%%

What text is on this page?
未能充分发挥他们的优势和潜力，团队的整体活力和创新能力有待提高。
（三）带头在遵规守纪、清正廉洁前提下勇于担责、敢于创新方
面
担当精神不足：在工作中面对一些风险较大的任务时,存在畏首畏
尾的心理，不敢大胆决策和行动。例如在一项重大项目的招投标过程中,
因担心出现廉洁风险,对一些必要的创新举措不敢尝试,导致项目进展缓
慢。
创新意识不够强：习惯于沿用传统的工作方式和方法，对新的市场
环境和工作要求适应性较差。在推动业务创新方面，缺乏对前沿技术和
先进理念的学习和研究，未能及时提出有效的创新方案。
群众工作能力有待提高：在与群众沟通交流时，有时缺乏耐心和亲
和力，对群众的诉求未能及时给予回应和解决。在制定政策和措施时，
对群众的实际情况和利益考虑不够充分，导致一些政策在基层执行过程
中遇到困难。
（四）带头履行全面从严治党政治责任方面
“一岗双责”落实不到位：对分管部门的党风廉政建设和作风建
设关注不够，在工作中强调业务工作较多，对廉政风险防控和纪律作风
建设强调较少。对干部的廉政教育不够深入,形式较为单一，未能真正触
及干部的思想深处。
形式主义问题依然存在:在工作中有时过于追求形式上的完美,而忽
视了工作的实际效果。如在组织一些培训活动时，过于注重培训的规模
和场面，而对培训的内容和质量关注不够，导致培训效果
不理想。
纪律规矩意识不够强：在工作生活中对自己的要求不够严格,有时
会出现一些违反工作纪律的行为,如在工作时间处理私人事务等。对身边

%%

### WORK TO DO
Please give back all of the records exactly as written.

### THE SOLUTION
What text is on this page?
未能充分发挥他们的优势和潜力，团队的整体活力和创新能力有待提高。
（三）带头在遵规守纪、清正廉洁前提下勇于担责、敢于创新方
面
担当精神不足：在工作中面对一些风险较大的任务时,存在畏首畏
尾的心理，不敢大胆决策和行动。例如在一项重大项目的招投标过程中,
因担心出现廉洁风险,对一些必要的创新举措不敢尝试,导致项目进展缓
慢。
创新意识不够强：习惯于沿用传统的工作方式和方法，对新的市场
环境和工作要求适应性较差。在推动业务创新方面，缺乏对前沿技术和
先进理念的学习和研究，未能及时提出有效的创新方案。
群众工作能力有待提高：在与群众沟通交流时，有时缺乏耐心和亲
和力，对群众的诉求未能及时给予回应和解决。在制定政策和措施时，
对群众的实际情况和利益考虑不够充分，导致一些政策在基层执行过程
中遇到困难。
（四）带头履行全面从严治党政治责任方面
“一岗双责”落实不到位：对分管部门的党风廉政建设和作风建
设关注不够，在工作中强调业务工作较多，对廉政风险防控和纪律作风
建设强调较少。对干部的廉政教育不够深入,形式较为单一，未能真正触
及干部的思想深处。
形式主义问题依然存在:在工作中有时过于追求形式上的完美,而忽
视了工作的实际效果。如在组织一些培训活动时，过于注重培训的规模
和场面，而对培训的内容和质量关注不够，导致培训效果
不理想。
纪律规矩意识不够强：在工作生活中对自己的要求不够严格,有时
会出现一些违反工作纪律的行为,如在工作时间处理私人事务等。对身边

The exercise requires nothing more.